REQUIRED TASK: Please output every line of the material below word for word, leaving the pictures out.

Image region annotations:
□ □ □ □ □ □ □
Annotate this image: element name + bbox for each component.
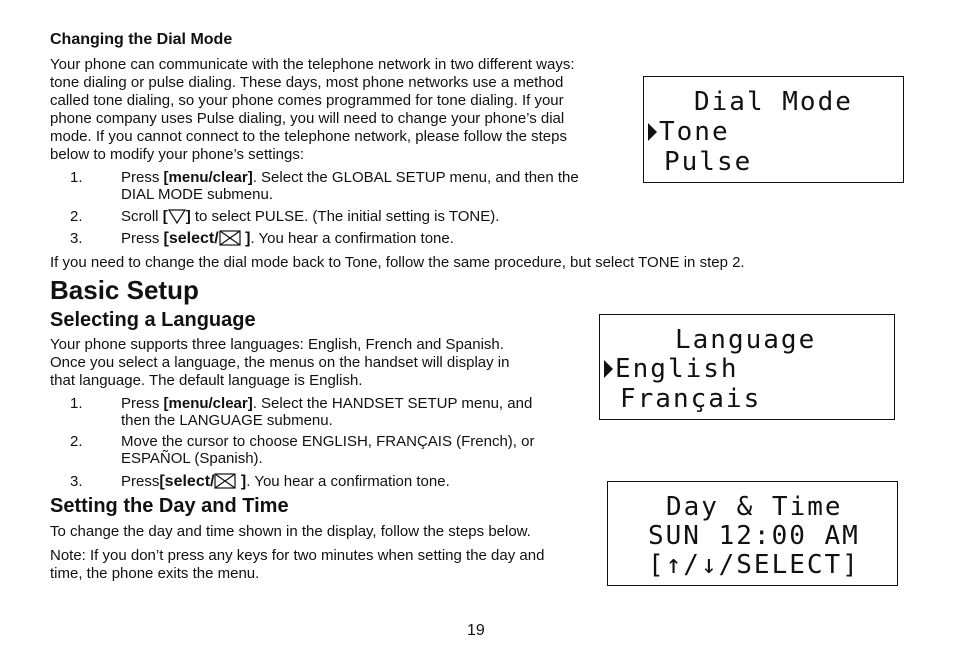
day-time-lcd xyxy=(607,481,898,586)
step-number: 2. xyxy=(70,208,83,225)
para-line: called tone dialing, so your phone comes programmed for tone dialing. If your xyxy=(50,92,564,109)
dial-step-3: 3. Press [select/ ]. You hear a confirmation tone. xyxy=(70,230,454,247)
step-number: 1. xyxy=(70,169,83,186)
step-text: . Select the GLOBAL SETUP menu, and then the xyxy=(252,169,579,186)
language-heading: Selecting a Language xyxy=(50,309,256,331)
step-text: . You hear a confirmation tone. xyxy=(246,473,450,490)
dial-step-1 xyxy=(70,169,630,203)
envelope-icon xyxy=(219,230,241,246)
lcd-item: Français xyxy=(620,384,762,414)
para-line: Once you select a language, the menus on the handset will display in xyxy=(50,354,510,371)
step-text: Press xyxy=(121,230,164,247)
language-step-1 xyxy=(70,395,590,429)
step-text: Press xyxy=(121,395,164,412)
language-step-2 xyxy=(70,433,590,467)
day-time-paragraph: To change the day and time shown in the display, follow the steps below. xyxy=(50,523,531,540)
note-line: Note: If you don’t press any keys for two minutes when setting the day and xyxy=(50,547,545,564)
step-text: . You hear a confirmation tone. xyxy=(250,230,454,247)
para-line: tone dialing or pulse dialing. These days, most phone networks use a method xyxy=(50,74,564,91)
lcd-datetime: SUN 12:00 AM xyxy=(648,521,860,551)
key-label: [select/ xyxy=(159,473,215,490)
para-line: mode. If you cannot connect to the telephone network, please follow the steps xyxy=(50,128,567,145)
language-paragraph xyxy=(50,336,590,390)
step-number: 3. xyxy=(70,230,83,247)
step-text: Press xyxy=(121,473,160,490)
note-line: time, the phone exits the menu. xyxy=(50,565,260,582)
step-text: to select PULSE. (The initial setting is TONE). xyxy=(190,208,500,225)
step-number: 1. xyxy=(70,395,83,412)
page-number: 19 xyxy=(467,622,485,639)
language-lcd xyxy=(599,314,895,420)
day-time-heading: Setting the Day and Time xyxy=(50,495,289,517)
step-number: 2. xyxy=(70,433,83,450)
envelope-icon xyxy=(214,473,236,489)
lcd-title: Day & Time xyxy=(666,492,843,522)
step-text: Press xyxy=(121,169,164,186)
key-label: [menu/clear] xyxy=(163,169,253,186)
lcd-item-selected xyxy=(648,117,730,147)
step-text: . Select the HANDSET SETUP menu, and xyxy=(252,395,533,412)
dial-step-2: 2. Scroll [ ] to select PULSE. (The initial setting is TONE). xyxy=(70,208,500,225)
dial-mode-heading: Changing the Dial Mode xyxy=(50,31,233,48)
down-triangle-icon xyxy=(168,208,186,224)
key-label: [select/ xyxy=(163,230,219,247)
dial-mode-footer: If you need to change the dial mode back to Tone, follow the same procedure, but select TONE in step 2. xyxy=(50,254,745,271)
dial-mode-paragraph xyxy=(50,56,640,164)
para-line: Your phone can communicate with the telephone network in two different ways: xyxy=(50,56,575,73)
para-line: Your phone supports three languages: English, French and Spanish. xyxy=(50,336,504,353)
basic-setup-title: Basic Setup xyxy=(50,275,199,305)
key-label: [menu/clear] xyxy=(163,395,253,412)
step-number: 3. xyxy=(70,473,83,490)
day-time-note xyxy=(50,547,605,583)
cursor-arrow-icon xyxy=(604,360,613,378)
step-text-line2: then the LANGUAGE submenu. xyxy=(121,412,333,429)
language-step-3: 3. Press[select/ ]. You hear a confirmation tone. xyxy=(70,473,450,490)
lcd-navigation-hint: [↑/↓/SELECT] xyxy=(648,550,860,580)
step-text-line2: ESPAÑOL (Spanish). xyxy=(121,450,263,467)
para-line: below to modify your phone’s settings: xyxy=(50,146,305,163)
step-text-line2: DIAL MODE submenu. xyxy=(121,186,273,203)
step-text: Move the cursor to choose ENGLISH, FRANÇAIS (French), or xyxy=(121,433,535,450)
lcd-title: Dial Mode xyxy=(694,87,853,117)
lcd-item-label: Tone xyxy=(659,117,730,147)
lcd-item-label: English xyxy=(615,354,739,384)
dial-mode-lcd xyxy=(643,76,904,183)
lcd-item-selected xyxy=(604,354,739,384)
cursor-arrow-icon xyxy=(648,123,657,141)
lcd-item: Pulse xyxy=(664,147,753,177)
para-line: that language. The default language is English. xyxy=(50,372,363,389)
step-text: Scroll xyxy=(121,208,163,225)
para-line: phone company uses Pulse dialing, you will need to change your phone’s dial xyxy=(50,110,565,127)
lcd-title: Language xyxy=(675,325,817,355)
□ □ □ □ □ □ □
ANSWER FOR THIS EXERCISE:
Annotate this image: element name + bbox for each component.
day-time-lcd xyxy=(607,481,898,586)
step-number: 2. xyxy=(70,208,83,225)
para-line: called tone dialing, so your phone comes programmed for tone dialing. If your xyxy=(50,92,564,109)
dial-step-3: 3. Press [select/ ]. You hear a confirmation tone. xyxy=(70,230,454,247)
step-number: 1. xyxy=(70,169,83,186)
step-text: . Select the GLOBAL SETUP menu, and then the xyxy=(252,169,579,186)
language-heading: Selecting a Language xyxy=(50,309,256,331)
step-text: . You hear a confirmation tone. xyxy=(246,473,450,490)
dial-step-1 xyxy=(70,169,630,203)
envelope-icon xyxy=(219,230,241,246)
lcd-item: Français xyxy=(620,384,762,414)
para-line: Once you select a language, the menus on the handset will display in xyxy=(50,354,510,371)
step-text: Press xyxy=(121,230,164,247)
language-step-1 xyxy=(70,395,590,429)
step-text: Press xyxy=(121,395,164,412)
language-step-2 xyxy=(70,433,590,467)
day-time-paragraph: To change the day and time shown in the display, follow the steps below. xyxy=(50,523,531,540)
note-line: Note: If you don’t press any keys for two minutes when setting the day and xyxy=(50,547,545,564)
step-text: . You hear a confirmation tone. xyxy=(250,230,454,247)
para-line: tone dialing or pulse dialing. These days, most phone networks use a method xyxy=(50,74,564,91)
lcd-datetime: SUN 12:00 AM xyxy=(648,521,860,551)
key-label: [select/ xyxy=(159,473,215,490)
para-line: mode. If you cannot connect to the telephone network, please follow the steps xyxy=(50,128,567,145)
language-paragraph xyxy=(50,336,590,390)
step-number: 3. xyxy=(70,230,83,247)
step-text: Press xyxy=(121,473,160,490)
note-line: time, the phone exits the menu. xyxy=(50,565,260,582)
step-text: to select PULSE. (The initial setting is TONE). xyxy=(190,208,500,225)
step-number: 1. xyxy=(70,395,83,412)
page-number: 19 xyxy=(467,622,485,639)
language-lcd xyxy=(599,314,895,420)
day-time-heading: Setting the Day and Time xyxy=(50,495,289,517)
step-number: 2. xyxy=(70,433,83,450)
envelope-icon xyxy=(214,473,236,489)
lcd-title: Day & Time xyxy=(666,492,843,522)
step-text: Press xyxy=(121,169,164,186)
key-label: [menu/clear] xyxy=(163,169,253,186)
lcd-item-selected xyxy=(648,117,730,147)
step-text: . Select the HANDSET SETUP menu, and xyxy=(252,395,533,412)
dial-step-2: 2. Scroll [ ] to select PULSE. (The initial setting is TONE). xyxy=(70,208,500,225)
dial-mode-heading: Changing the Dial Mode xyxy=(50,31,233,48)
down-triangle-icon xyxy=(168,208,186,224)
key-label: [select/ xyxy=(163,230,219,247)
dial-mode-footer: If you need to change the dial mode back to Tone, follow the same procedure, but select TONE in step 2. xyxy=(50,254,745,271)
dial-mode-paragraph xyxy=(50,56,640,164)
para-line: Your phone can communicate with the telephone network in two different ways: xyxy=(50,56,575,73)
para-line: Your phone supports three languages: English, French and Spanish. xyxy=(50,336,504,353)
basic-setup-title: Basic Setup xyxy=(50,275,199,305)
key-label: [menu/clear] xyxy=(163,395,253,412)
step-number: 3. xyxy=(70,473,83,490)
day-time-note xyxy=(50,547,605,583)
cursor-arrow-icon xyxy=(604,360,613,378)
step-text-line2: then the LANGUAGE submenu. xyxy=(121,412,333,429)
language-step-3: 3. Press[select/ ]. You hear a confirmation tone. xyxy=(70,473,450,490)
lcd-navigation-hint: [↑/↓/SELECT] xyxy=(648,550,860,580)
step-text-line2: ESPAÑOL (Spanish). xyxy=(121,450,263,467)
para-line: below to modify your phone’s settings: xyxy=(50,146,305,163)
step-text-line2: DIAL MODE submenu. xyxy=(121,186,273,203)
step-text: Move the cursor to choose ENGLISH, FRANÇAIS (French), or xyxy=(121,433,535,450)
lcd-title: Dial Mode xyxy=(694,87,853,117)
lcd-item-label: Tone xyxy=(659,117,730,147)
lcd-item-label: English xyxy=(615,354,739,384)
dial-mode-lcd xyxy=(643,76,904,183)
lcd-item-selected xyxy=(604,354,739,384)
cursor-arrow-icon xyxy=(648,123,657,141)
lcd-item: Pulse xyxy=(664,147,753,177)
para-line: that language. The default language is English. xyxy=(50,372,363,389)
step-text: Scroll xyxy=(121,208,163,225)
para-line: phone company uses Pulse dialing, you will need to change your phone’s dial xyxy=(50,110,565,127)
lcd-title: Language xyxy=(675,325,817,355)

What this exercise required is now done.